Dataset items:

************

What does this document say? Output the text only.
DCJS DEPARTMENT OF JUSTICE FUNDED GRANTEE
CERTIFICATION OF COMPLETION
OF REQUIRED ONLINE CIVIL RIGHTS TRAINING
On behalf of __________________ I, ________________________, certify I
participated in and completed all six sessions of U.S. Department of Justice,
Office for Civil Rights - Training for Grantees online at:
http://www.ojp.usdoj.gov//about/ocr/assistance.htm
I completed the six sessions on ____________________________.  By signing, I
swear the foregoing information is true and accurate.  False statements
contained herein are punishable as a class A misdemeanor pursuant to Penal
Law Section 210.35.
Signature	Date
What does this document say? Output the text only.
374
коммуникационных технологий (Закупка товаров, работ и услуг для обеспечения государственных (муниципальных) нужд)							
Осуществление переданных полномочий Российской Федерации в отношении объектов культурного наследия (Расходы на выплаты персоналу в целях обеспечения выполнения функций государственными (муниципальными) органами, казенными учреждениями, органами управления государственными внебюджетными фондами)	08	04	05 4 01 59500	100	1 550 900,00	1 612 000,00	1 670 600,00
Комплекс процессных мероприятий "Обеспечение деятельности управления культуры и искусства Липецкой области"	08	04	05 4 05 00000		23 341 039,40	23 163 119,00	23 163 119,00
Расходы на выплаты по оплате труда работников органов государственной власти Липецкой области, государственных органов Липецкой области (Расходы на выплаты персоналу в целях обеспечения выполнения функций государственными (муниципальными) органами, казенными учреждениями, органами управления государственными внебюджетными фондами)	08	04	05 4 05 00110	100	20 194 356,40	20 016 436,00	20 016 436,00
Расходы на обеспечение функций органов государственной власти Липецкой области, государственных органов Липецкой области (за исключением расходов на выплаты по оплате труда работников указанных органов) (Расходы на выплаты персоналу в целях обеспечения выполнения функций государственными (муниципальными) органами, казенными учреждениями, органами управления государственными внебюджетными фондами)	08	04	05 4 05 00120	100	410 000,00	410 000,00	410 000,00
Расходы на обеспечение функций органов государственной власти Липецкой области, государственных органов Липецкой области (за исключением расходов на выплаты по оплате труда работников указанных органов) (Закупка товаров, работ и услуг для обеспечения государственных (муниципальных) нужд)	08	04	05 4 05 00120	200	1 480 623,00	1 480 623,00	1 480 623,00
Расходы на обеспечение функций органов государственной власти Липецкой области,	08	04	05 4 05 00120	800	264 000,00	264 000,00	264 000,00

************

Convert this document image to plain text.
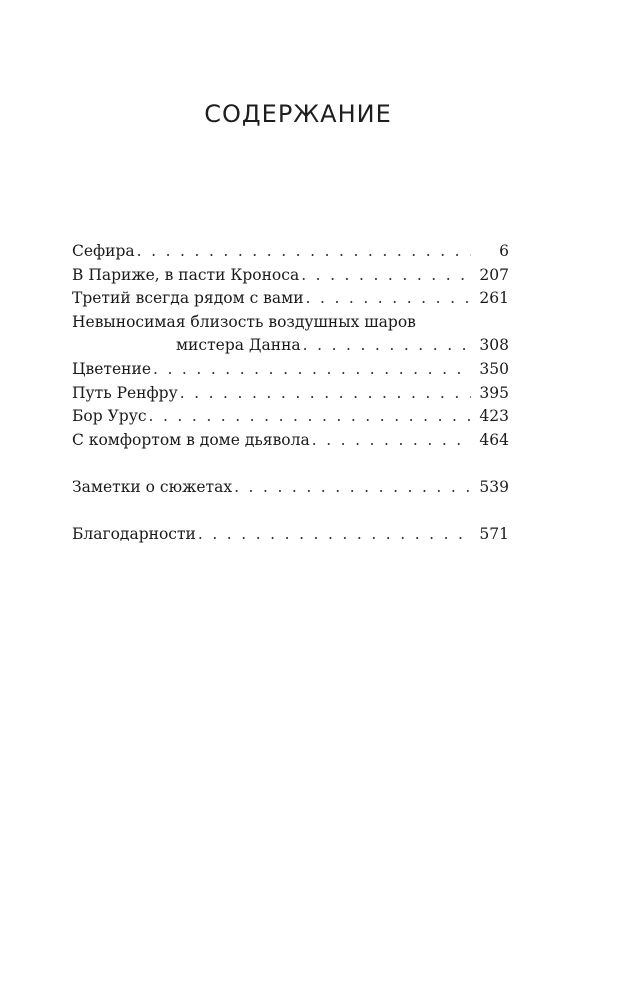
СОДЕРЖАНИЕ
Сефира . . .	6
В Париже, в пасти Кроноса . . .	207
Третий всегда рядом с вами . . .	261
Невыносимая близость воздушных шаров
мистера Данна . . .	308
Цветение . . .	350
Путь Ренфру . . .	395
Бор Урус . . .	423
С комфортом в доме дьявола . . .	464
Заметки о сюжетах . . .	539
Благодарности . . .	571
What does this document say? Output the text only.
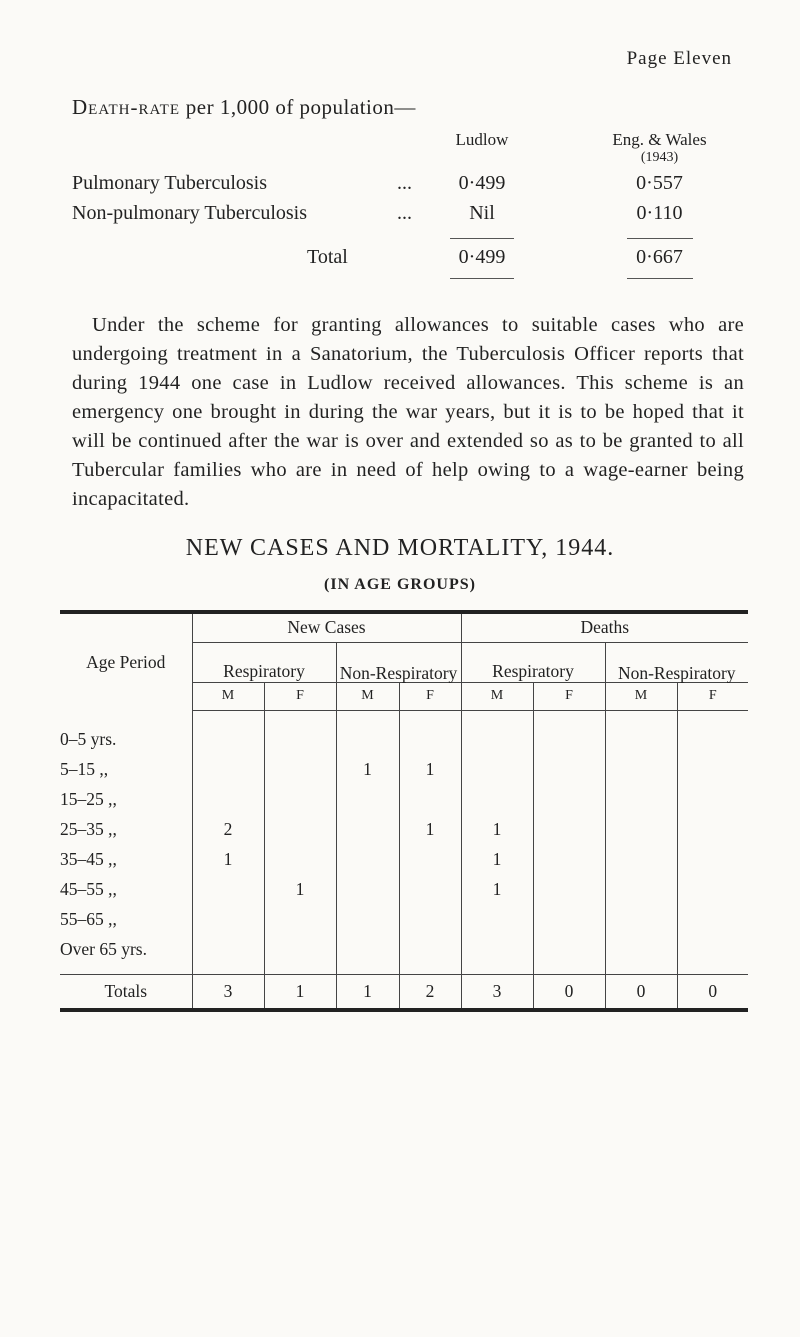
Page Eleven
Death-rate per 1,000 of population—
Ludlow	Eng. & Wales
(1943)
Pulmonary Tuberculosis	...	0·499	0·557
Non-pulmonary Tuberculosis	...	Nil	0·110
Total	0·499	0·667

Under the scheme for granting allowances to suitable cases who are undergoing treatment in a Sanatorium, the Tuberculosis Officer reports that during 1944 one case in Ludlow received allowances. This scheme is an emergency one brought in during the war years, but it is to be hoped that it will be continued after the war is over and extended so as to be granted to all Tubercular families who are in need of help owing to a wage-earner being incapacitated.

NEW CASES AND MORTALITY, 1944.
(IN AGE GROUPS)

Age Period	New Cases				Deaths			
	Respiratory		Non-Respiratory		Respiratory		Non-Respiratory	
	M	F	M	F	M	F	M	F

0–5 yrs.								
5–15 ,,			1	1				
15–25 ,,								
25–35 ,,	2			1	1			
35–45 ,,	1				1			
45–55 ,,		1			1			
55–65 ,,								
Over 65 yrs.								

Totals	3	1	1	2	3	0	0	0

************

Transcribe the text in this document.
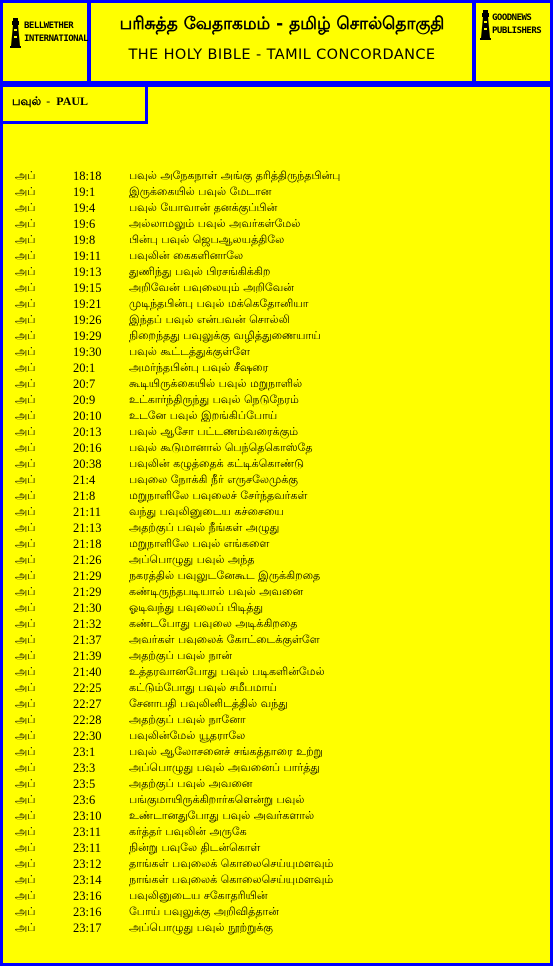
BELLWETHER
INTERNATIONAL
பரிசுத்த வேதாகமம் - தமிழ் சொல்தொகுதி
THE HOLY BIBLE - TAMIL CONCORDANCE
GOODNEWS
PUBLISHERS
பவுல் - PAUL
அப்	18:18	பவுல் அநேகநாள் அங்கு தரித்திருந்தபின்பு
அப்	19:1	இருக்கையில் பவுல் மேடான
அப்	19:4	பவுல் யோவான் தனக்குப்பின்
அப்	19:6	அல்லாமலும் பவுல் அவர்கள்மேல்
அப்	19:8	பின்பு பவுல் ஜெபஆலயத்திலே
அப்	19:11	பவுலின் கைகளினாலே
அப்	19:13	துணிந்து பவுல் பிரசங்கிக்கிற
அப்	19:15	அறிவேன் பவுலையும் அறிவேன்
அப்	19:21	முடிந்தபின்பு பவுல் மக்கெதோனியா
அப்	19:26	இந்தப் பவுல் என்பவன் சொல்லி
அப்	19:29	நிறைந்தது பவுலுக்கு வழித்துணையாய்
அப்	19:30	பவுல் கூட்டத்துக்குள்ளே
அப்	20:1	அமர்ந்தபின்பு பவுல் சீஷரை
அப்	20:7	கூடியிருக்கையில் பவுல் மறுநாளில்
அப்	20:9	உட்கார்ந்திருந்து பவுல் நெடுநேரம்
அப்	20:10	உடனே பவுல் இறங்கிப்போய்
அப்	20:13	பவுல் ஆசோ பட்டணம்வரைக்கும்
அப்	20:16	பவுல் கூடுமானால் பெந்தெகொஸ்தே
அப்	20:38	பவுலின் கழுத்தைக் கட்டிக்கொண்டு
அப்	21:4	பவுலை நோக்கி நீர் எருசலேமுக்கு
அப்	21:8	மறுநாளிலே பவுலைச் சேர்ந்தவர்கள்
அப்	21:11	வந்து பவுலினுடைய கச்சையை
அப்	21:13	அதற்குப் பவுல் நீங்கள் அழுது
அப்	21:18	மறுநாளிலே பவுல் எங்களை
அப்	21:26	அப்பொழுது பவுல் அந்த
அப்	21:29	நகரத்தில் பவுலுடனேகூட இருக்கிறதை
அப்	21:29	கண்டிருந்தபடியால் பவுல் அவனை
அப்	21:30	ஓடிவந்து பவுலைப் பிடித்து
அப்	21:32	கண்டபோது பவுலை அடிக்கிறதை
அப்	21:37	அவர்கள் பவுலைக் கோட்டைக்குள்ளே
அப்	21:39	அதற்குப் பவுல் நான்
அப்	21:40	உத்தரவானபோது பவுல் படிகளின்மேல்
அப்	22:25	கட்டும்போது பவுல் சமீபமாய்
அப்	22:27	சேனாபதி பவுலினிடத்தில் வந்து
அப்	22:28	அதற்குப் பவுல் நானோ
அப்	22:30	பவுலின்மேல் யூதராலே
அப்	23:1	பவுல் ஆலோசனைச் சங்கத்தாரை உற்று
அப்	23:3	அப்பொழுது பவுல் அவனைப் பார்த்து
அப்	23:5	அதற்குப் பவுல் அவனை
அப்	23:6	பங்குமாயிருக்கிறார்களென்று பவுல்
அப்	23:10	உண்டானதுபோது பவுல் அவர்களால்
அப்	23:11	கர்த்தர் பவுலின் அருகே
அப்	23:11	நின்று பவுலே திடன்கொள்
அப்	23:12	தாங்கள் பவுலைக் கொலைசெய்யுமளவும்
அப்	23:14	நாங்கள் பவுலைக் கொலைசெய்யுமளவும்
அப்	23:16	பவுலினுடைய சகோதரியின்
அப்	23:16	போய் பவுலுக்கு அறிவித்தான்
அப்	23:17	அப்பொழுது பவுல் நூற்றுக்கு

************

Aim of the exercise: Search the entries for the string "completed" and collect each line that has it.

Output for this exercise:
participated in and completed all six sessions of U.S. Department of Justice,
I completed the six sessions on ____________________________.  By signing, I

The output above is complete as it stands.